─── Rows
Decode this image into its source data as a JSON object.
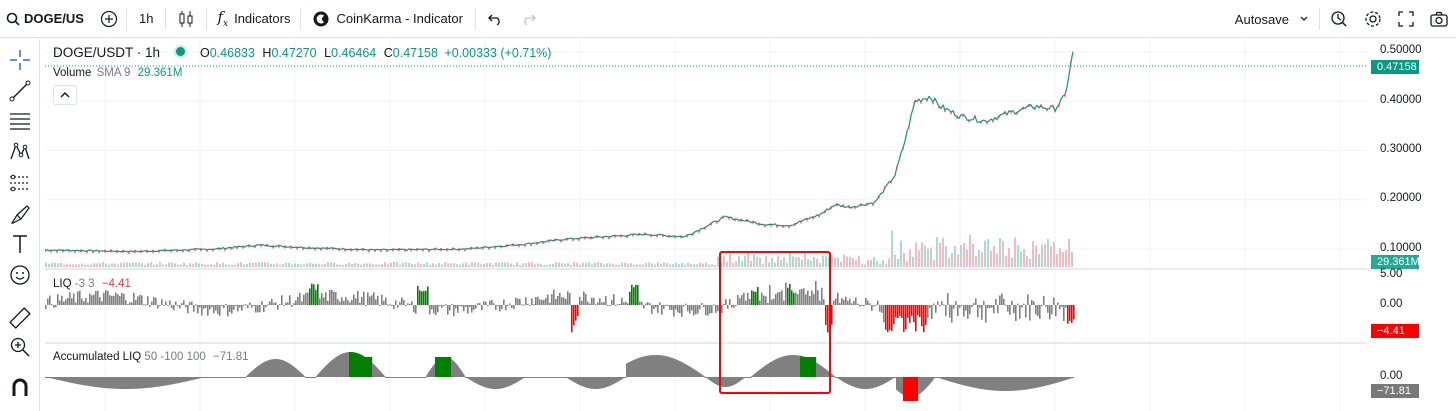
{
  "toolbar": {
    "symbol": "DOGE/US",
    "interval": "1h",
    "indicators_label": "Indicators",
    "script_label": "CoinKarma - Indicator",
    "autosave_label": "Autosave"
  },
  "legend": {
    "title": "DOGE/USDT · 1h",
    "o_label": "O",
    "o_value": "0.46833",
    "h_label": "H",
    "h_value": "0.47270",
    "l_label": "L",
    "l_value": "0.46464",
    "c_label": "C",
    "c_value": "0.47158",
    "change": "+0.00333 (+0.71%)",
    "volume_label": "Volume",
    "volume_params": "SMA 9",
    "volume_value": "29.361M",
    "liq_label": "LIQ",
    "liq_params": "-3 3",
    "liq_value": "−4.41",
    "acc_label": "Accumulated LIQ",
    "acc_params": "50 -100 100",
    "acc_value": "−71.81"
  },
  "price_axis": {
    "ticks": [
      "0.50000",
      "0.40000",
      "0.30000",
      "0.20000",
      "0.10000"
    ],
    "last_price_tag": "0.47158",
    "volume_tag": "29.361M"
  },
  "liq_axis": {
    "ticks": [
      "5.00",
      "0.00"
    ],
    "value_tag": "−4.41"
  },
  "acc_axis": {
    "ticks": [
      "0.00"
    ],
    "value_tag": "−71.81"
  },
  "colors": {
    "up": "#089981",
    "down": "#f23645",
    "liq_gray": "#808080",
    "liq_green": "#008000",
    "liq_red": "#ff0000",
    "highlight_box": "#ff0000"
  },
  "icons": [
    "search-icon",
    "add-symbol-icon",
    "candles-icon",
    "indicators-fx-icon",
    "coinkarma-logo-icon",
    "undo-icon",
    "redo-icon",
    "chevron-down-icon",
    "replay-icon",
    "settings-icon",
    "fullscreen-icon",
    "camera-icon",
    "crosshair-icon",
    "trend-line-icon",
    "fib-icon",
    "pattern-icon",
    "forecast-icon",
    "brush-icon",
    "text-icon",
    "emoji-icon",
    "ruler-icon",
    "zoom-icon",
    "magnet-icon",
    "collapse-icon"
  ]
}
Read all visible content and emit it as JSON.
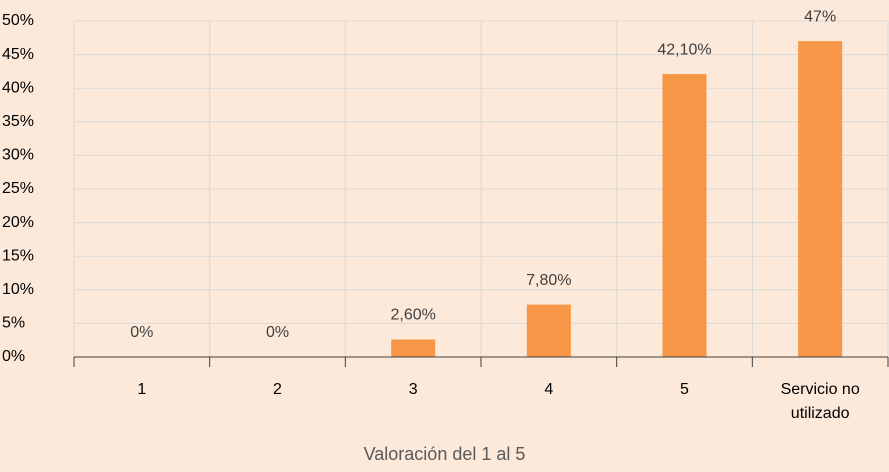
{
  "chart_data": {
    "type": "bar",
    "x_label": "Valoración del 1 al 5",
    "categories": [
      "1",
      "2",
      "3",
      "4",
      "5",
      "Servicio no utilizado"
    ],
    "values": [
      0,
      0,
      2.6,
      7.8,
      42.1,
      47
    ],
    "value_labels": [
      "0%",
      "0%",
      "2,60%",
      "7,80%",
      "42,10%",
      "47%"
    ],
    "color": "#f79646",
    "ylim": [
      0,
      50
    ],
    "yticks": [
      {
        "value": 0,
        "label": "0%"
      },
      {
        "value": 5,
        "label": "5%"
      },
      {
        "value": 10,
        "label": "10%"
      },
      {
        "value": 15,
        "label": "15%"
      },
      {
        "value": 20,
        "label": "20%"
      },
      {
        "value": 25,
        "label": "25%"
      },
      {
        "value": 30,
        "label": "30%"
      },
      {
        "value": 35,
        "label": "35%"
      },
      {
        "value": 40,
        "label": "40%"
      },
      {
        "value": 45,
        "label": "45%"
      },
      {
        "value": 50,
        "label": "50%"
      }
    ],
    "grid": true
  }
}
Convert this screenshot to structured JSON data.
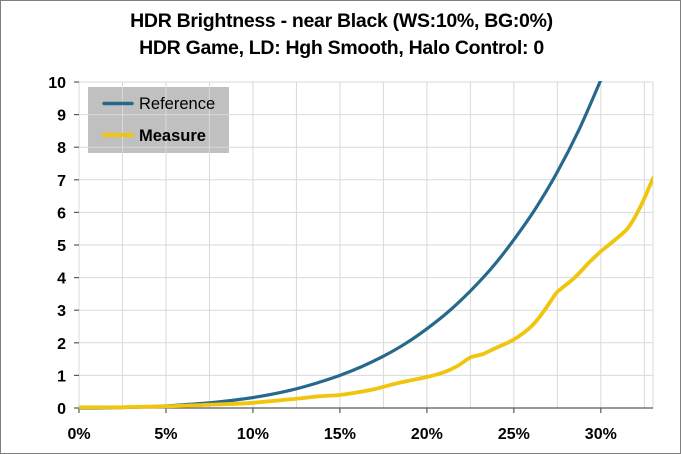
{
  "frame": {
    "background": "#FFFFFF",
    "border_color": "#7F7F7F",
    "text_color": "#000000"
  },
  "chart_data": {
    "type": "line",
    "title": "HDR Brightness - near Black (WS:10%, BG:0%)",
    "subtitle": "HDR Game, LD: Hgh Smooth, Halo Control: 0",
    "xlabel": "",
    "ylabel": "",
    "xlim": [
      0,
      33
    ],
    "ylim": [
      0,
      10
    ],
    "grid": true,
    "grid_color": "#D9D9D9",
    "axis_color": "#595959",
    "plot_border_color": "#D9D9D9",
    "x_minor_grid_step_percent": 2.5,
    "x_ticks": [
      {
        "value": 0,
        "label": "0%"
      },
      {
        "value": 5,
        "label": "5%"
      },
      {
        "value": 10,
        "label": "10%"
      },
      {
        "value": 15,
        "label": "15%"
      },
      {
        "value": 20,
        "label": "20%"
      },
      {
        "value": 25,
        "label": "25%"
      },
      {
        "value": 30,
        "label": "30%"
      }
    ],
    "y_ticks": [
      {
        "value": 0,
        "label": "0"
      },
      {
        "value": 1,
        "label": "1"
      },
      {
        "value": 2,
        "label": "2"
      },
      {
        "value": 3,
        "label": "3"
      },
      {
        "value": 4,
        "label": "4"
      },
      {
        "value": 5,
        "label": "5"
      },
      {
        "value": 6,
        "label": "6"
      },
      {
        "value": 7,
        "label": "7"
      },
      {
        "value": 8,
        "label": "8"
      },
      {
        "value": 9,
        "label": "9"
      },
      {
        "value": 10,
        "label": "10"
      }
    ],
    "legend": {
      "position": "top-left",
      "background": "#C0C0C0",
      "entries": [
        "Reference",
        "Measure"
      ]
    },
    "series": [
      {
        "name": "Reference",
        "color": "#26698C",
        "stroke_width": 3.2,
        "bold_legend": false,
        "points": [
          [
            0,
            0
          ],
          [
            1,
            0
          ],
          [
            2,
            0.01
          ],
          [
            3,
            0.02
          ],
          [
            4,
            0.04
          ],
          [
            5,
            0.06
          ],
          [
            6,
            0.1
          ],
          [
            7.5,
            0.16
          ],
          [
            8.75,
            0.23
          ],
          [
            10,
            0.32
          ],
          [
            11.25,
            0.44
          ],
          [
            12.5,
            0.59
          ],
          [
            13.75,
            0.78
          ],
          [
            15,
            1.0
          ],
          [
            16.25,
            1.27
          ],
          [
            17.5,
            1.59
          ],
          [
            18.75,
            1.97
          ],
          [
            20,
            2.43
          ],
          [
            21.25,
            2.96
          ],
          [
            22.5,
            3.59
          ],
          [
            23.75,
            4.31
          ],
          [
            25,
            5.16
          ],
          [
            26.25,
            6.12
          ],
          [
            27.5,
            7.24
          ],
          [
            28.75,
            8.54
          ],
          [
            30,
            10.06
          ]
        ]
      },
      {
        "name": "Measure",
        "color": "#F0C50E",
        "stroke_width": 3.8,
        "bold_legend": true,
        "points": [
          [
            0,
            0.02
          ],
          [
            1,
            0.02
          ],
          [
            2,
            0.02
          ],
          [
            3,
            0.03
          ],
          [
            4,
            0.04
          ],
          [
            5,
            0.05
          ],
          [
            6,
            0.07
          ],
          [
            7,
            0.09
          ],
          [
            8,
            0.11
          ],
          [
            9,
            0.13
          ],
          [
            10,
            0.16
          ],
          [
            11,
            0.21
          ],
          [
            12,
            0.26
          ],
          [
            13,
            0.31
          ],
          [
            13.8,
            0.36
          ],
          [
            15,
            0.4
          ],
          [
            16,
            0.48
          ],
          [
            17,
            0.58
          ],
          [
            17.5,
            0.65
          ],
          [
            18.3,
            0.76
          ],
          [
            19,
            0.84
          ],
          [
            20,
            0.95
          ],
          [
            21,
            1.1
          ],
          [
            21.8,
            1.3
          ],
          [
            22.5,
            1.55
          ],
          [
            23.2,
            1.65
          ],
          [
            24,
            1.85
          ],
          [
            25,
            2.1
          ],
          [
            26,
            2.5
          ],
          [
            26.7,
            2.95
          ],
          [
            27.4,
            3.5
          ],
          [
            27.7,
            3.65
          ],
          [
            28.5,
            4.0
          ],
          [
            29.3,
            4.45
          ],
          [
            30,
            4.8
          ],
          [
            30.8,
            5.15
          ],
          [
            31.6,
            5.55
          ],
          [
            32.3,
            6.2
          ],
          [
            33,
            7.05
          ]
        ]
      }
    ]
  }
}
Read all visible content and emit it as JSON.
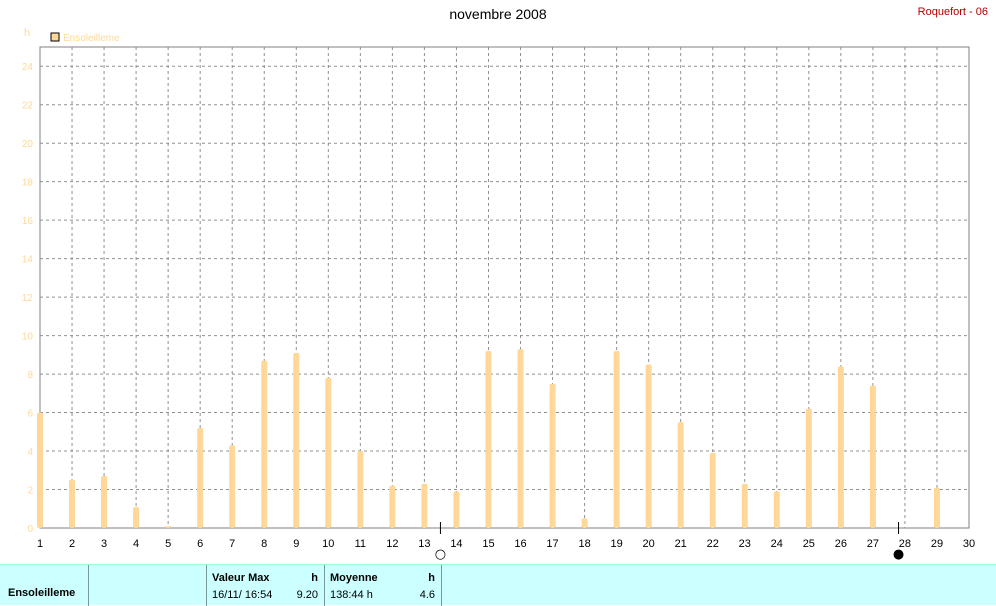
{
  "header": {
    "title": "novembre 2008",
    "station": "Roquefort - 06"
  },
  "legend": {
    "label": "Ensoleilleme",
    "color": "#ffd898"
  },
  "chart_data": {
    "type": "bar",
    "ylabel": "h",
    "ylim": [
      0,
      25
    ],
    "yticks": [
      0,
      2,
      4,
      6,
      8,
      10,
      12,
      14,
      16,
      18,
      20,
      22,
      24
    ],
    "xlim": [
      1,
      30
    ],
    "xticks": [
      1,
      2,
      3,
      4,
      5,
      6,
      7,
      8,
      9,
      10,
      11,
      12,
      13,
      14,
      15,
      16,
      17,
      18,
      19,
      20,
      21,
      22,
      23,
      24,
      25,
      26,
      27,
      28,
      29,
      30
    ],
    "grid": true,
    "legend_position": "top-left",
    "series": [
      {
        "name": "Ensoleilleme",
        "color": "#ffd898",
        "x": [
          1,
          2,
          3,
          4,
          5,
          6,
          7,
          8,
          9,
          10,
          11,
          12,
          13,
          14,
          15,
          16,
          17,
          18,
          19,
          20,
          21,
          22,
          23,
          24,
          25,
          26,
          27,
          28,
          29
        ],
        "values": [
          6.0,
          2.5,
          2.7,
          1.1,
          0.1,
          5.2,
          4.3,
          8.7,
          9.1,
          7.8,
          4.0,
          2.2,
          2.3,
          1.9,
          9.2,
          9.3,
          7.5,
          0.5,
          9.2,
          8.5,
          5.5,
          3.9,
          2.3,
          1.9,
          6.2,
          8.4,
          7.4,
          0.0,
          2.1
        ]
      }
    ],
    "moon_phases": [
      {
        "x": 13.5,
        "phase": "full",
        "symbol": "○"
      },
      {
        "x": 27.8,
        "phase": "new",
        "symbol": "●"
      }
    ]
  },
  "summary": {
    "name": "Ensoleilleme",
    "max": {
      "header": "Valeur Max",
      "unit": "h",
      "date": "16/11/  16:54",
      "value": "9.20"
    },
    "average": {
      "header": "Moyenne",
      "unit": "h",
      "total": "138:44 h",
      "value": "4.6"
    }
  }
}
──────
- Job -
Where a line in the entries holds the word "true", copy that line.

- Final result -
    "grid": true
    "grid": true,
        "bold_legend": true,
    "grid": true,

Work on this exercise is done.